> Record extracts
::::

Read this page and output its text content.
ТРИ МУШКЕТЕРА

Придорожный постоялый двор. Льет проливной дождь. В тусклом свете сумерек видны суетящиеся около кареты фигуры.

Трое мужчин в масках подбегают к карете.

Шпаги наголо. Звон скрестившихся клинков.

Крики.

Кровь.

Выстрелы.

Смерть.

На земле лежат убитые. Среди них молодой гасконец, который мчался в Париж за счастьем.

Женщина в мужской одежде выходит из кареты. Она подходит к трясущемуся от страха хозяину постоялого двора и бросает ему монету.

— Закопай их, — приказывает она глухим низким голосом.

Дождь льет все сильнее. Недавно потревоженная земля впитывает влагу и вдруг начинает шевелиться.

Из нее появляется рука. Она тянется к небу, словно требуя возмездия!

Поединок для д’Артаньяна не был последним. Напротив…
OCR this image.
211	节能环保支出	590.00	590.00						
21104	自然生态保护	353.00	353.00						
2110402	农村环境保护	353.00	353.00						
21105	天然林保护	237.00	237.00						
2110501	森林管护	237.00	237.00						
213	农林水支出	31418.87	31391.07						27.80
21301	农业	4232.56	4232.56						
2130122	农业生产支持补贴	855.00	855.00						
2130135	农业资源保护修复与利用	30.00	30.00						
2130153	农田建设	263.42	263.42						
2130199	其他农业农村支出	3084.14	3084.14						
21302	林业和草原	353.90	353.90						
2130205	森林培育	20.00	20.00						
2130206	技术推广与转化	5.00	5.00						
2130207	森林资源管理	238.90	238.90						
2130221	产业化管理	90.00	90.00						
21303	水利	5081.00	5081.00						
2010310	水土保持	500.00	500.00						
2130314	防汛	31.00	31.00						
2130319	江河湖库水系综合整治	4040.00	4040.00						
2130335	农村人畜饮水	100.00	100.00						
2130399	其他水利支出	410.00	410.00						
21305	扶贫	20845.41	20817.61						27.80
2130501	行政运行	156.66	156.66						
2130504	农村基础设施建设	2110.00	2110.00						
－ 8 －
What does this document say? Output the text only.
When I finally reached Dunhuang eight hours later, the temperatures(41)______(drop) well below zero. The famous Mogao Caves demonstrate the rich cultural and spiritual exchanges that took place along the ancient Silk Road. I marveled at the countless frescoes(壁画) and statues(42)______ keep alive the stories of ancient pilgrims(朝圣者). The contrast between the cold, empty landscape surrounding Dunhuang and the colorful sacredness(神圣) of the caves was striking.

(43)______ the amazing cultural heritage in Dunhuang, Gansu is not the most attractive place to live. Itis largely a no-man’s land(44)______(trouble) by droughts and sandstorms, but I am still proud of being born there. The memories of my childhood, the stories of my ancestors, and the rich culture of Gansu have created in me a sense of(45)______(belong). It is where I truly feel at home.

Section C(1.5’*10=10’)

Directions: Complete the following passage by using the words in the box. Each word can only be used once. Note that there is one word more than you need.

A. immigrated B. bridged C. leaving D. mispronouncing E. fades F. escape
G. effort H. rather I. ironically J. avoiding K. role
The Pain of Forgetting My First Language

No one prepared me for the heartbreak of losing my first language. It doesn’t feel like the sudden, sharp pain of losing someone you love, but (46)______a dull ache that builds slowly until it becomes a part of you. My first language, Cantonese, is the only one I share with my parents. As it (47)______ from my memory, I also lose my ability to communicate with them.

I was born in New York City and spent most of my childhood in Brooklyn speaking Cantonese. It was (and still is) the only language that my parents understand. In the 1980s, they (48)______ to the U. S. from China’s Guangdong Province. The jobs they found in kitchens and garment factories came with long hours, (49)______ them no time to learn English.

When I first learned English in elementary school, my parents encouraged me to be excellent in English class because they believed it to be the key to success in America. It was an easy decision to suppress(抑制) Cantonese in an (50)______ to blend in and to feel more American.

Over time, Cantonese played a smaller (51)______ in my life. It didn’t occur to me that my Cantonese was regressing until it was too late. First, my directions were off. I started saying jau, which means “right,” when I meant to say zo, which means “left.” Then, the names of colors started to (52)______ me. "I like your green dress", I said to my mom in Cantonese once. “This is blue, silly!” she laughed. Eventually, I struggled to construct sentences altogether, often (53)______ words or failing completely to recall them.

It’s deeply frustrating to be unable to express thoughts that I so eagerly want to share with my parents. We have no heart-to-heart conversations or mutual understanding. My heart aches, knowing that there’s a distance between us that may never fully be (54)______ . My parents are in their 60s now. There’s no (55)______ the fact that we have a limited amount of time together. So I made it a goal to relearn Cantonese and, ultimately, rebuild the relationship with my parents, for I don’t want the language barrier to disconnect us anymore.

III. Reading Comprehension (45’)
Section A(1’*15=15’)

::::

> Your goal
Tally the lines that hold the string "кареты" and state the total, nothing more.

> Solution below
2